Find each line with the string "dimond" and report it.
** BEGIN **
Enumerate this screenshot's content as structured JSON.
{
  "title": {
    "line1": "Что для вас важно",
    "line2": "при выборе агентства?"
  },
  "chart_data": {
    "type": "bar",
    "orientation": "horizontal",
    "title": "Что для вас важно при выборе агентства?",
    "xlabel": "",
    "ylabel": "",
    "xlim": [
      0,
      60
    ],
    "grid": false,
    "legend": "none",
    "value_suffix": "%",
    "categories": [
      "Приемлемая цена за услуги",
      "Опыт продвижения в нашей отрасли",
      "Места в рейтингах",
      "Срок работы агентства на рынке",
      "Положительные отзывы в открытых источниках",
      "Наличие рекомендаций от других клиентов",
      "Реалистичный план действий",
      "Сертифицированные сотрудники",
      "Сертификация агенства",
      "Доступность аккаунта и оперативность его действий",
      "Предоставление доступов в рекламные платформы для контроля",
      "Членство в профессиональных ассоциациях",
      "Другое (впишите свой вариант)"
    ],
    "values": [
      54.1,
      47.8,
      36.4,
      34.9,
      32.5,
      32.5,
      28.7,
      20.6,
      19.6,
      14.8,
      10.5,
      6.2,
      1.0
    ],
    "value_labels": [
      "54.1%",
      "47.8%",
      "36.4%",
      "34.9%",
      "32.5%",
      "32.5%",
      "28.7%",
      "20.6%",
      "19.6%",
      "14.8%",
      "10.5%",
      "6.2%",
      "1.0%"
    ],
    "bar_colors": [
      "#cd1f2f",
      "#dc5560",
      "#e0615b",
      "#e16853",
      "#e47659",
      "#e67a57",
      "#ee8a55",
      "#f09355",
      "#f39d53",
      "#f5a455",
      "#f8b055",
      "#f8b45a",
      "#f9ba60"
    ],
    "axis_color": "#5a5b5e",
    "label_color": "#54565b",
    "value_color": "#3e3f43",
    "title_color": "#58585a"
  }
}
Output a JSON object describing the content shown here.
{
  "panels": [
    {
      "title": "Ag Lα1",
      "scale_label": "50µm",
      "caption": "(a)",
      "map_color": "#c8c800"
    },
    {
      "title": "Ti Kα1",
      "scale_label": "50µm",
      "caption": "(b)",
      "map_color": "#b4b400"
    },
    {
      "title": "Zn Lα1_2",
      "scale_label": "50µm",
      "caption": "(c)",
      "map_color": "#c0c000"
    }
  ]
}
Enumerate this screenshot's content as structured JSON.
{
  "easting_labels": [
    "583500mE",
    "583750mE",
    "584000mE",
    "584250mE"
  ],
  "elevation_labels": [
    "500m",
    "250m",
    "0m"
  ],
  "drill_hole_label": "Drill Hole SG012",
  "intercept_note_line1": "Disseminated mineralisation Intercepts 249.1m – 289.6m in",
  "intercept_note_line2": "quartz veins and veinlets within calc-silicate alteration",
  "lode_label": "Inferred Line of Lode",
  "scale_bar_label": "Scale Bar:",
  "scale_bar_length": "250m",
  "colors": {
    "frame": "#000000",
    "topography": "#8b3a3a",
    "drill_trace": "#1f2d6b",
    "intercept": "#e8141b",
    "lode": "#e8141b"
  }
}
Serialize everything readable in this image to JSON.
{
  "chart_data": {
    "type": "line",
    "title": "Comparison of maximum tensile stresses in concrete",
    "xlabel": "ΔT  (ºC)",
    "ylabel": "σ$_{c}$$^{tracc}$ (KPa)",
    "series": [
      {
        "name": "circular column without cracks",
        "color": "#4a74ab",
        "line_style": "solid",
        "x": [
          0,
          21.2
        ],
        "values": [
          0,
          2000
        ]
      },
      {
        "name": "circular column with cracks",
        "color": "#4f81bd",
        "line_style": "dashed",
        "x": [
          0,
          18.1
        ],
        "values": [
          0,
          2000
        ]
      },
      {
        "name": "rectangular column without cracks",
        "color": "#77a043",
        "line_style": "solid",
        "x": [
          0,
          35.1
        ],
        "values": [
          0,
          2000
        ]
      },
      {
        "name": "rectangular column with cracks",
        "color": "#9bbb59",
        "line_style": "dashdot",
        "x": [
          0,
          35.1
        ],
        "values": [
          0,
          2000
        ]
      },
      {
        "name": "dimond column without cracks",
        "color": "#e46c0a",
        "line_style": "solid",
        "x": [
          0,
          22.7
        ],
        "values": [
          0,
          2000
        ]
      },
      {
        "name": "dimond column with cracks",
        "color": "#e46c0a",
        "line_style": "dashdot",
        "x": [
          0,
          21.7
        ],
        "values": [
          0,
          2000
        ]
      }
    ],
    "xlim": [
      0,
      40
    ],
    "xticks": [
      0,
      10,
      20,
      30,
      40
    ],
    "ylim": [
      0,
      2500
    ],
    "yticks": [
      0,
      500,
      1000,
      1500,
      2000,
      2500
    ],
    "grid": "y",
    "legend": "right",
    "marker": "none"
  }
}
** END **
Result for this task:
        "name": "dimond column without cracks",
        "name": "dimond column with cracks",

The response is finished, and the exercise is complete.